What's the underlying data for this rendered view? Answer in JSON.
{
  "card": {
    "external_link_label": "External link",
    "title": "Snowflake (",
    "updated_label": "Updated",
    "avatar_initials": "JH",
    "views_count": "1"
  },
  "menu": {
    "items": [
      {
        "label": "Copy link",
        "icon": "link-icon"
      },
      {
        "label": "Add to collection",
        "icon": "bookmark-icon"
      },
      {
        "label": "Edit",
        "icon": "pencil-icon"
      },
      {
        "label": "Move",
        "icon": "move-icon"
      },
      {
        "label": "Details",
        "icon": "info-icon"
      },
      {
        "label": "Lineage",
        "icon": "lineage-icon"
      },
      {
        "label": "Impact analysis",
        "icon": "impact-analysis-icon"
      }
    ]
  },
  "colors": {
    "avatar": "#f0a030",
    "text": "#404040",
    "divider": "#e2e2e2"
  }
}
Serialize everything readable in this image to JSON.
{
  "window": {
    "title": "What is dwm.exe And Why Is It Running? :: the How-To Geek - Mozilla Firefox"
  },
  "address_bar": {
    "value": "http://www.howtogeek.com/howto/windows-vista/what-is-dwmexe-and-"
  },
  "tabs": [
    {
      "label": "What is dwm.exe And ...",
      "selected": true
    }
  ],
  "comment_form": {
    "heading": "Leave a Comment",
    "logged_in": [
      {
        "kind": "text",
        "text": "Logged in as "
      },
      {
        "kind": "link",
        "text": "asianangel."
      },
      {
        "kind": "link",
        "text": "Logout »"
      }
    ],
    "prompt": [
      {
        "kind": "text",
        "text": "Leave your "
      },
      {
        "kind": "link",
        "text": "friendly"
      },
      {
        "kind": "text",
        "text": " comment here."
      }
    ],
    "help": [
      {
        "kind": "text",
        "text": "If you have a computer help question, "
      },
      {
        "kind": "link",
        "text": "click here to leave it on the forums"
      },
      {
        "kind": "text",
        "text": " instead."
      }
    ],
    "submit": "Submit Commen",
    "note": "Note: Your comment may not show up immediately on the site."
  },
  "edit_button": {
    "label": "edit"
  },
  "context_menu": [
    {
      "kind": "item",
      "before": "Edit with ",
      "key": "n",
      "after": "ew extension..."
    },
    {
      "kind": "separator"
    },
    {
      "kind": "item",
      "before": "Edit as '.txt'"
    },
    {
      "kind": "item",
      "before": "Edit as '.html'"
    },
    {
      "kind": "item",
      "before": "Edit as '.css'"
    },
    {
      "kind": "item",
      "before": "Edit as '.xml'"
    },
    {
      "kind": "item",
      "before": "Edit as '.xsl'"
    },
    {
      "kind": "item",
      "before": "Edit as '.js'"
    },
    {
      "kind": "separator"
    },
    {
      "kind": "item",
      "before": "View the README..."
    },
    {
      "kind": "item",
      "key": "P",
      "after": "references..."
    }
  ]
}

· · · · · · ·

AIM:
Check each line of the entries for the string "analysis". Copy the lines that have it.

SOLUTION FOR THIS EXERCISE:
        "label": "Impact analysis",
        "icon": "impact-analysis-icon"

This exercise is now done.